Stored data >>
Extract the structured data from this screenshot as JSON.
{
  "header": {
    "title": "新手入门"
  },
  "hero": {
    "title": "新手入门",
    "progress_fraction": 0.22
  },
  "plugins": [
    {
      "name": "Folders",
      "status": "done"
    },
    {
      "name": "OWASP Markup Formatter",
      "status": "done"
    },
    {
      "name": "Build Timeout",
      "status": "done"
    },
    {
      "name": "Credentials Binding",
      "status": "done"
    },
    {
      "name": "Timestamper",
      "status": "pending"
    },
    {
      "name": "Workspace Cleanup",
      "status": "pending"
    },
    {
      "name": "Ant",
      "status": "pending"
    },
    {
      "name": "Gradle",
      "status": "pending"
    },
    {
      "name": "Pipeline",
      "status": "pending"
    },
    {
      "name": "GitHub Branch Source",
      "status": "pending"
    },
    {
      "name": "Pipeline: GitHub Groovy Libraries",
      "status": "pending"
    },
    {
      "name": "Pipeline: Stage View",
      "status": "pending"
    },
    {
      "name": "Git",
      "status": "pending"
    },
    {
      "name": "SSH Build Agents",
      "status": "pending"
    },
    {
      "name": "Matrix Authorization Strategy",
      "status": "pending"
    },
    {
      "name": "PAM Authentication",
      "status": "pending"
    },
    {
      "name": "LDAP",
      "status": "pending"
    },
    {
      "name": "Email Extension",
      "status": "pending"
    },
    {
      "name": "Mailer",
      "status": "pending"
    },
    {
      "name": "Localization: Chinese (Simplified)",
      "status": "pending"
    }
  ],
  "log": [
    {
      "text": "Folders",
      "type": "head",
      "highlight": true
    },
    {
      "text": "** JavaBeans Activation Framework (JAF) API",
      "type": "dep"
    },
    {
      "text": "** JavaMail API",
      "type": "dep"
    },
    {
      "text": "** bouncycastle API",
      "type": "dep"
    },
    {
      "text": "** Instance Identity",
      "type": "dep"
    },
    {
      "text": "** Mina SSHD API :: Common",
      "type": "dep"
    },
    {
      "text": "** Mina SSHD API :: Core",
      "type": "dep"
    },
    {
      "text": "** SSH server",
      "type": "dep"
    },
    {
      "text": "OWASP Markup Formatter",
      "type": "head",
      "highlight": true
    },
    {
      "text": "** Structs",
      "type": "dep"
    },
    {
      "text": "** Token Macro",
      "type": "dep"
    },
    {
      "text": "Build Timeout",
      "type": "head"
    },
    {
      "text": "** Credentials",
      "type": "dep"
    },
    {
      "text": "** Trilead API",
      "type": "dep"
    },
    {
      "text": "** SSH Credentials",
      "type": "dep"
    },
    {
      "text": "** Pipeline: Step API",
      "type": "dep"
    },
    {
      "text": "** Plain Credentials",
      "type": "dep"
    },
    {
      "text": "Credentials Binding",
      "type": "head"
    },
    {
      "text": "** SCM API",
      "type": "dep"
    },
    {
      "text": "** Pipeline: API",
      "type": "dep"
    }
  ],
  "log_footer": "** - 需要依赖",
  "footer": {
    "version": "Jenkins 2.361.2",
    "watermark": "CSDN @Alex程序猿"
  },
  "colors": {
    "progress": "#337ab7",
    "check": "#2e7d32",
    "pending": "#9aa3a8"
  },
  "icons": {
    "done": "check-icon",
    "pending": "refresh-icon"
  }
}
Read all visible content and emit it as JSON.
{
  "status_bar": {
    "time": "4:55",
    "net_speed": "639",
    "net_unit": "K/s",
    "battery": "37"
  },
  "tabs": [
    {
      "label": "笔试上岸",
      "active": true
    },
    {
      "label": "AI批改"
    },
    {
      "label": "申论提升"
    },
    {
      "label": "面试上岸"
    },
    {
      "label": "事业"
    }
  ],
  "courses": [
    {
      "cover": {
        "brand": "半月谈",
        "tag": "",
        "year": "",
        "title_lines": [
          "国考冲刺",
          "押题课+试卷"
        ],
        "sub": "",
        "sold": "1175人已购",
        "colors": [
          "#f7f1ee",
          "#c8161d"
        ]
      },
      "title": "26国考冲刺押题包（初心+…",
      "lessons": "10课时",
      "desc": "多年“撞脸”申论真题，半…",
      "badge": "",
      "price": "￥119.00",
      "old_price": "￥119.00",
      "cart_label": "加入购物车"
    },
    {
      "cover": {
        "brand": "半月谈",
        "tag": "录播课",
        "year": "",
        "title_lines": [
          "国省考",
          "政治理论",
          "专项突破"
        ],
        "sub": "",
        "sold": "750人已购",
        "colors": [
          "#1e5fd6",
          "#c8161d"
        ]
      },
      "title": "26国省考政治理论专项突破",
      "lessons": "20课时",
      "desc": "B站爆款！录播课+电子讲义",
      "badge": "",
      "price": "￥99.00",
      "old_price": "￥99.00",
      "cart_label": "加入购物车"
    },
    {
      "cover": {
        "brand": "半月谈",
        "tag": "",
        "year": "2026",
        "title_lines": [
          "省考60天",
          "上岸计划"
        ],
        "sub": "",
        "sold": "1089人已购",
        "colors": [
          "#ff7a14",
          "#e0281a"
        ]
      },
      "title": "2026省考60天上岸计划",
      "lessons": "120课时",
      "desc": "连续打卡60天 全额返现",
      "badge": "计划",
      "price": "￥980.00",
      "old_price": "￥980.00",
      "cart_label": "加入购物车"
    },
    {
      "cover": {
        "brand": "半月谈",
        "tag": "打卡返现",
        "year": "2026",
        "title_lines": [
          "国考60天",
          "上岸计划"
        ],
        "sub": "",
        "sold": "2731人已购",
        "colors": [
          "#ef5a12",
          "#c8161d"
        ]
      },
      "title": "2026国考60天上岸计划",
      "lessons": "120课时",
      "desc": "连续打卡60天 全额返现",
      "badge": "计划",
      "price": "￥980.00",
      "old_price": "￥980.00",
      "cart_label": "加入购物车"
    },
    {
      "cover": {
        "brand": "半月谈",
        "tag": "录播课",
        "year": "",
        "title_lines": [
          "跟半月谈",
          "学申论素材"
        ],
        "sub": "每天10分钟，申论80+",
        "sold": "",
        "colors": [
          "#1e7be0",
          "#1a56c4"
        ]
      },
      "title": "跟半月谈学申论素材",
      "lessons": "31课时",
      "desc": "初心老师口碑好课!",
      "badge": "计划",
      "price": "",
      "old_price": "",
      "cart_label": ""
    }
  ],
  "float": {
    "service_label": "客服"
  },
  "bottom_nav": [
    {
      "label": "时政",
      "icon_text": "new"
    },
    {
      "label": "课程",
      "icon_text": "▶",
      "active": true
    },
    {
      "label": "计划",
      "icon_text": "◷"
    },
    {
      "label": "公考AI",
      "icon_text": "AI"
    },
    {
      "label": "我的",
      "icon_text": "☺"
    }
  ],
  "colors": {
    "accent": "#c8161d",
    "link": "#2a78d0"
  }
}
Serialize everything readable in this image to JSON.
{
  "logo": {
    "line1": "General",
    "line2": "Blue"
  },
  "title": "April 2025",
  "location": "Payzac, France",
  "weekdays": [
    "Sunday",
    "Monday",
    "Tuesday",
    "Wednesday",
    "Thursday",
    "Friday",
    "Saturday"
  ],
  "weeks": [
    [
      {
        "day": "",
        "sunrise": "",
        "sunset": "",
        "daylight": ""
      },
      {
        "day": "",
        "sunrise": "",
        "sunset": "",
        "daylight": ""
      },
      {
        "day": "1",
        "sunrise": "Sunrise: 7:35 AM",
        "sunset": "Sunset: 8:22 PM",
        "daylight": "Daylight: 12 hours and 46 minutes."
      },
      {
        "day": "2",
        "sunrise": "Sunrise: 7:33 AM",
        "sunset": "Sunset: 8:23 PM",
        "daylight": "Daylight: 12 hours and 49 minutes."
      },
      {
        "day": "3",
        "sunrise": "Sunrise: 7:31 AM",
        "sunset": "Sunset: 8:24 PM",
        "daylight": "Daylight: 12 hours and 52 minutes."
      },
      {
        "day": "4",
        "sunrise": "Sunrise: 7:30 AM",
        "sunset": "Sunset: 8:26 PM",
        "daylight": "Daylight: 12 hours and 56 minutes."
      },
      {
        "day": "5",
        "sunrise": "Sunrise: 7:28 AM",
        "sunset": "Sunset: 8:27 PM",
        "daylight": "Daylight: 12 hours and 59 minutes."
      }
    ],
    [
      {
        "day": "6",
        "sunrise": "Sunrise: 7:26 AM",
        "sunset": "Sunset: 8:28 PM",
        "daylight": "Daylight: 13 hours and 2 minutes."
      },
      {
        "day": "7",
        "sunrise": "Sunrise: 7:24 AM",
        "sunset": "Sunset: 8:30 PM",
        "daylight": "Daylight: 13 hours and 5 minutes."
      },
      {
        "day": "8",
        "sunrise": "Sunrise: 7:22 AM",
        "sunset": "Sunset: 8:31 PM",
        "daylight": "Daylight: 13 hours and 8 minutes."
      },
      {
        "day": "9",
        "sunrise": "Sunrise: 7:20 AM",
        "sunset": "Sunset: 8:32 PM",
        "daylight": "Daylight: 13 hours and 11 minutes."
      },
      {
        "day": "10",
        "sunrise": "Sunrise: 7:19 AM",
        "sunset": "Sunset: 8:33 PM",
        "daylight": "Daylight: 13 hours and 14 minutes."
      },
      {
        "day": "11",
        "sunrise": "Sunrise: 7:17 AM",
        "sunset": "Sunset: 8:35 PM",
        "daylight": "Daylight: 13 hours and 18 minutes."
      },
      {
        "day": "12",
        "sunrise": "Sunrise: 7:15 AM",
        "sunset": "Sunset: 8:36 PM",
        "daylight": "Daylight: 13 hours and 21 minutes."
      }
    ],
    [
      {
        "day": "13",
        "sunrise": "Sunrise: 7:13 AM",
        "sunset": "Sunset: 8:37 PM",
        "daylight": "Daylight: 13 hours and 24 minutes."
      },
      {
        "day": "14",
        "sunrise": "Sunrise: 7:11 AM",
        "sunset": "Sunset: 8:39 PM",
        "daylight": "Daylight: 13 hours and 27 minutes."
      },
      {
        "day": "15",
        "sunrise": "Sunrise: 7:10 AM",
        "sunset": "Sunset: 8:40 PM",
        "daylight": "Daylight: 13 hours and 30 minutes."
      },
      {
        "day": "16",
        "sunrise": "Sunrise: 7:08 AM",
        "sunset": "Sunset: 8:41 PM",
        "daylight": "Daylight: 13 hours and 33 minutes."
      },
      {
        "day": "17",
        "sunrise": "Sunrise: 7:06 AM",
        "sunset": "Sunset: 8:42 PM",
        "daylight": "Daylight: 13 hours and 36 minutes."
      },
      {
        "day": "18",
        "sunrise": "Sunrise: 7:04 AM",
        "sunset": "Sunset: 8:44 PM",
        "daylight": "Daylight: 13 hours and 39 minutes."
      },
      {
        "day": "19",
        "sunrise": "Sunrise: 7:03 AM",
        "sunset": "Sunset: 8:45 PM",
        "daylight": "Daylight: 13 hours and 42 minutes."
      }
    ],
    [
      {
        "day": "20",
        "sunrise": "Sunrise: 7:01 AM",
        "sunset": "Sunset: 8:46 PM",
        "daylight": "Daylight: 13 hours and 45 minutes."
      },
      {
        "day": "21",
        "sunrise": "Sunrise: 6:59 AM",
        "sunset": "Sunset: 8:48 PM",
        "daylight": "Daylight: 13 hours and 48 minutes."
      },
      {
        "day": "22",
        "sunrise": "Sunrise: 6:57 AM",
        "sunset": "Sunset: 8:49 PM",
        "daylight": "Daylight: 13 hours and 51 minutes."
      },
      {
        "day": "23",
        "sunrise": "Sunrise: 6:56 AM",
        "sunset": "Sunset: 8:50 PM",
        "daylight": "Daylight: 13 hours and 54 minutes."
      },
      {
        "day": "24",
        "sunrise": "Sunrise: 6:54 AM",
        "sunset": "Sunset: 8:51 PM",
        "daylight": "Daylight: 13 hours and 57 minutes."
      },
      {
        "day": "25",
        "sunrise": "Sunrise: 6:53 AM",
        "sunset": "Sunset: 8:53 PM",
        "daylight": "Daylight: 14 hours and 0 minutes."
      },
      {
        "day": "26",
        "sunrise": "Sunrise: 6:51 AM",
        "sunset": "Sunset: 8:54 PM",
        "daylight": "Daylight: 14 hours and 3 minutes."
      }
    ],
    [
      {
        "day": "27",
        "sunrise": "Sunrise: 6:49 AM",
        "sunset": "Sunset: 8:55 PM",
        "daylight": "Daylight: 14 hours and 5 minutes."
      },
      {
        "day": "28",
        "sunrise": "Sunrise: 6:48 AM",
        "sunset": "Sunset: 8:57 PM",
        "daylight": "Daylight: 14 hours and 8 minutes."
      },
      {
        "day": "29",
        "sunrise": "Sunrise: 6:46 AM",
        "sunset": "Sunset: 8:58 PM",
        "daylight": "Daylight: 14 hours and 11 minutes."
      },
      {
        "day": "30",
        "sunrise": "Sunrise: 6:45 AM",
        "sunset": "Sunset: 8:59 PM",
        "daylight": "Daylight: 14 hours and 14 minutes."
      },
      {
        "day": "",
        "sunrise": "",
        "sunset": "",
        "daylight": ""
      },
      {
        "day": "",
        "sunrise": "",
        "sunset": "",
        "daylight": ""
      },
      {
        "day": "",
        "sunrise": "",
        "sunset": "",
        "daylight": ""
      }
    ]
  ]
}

Stated goal >> Copy every line from the entries that contains the word "Markup".

Solved problem >>
      "name": "OWASP Markup Formatter",
      "text": "OWASP Markup Formatter",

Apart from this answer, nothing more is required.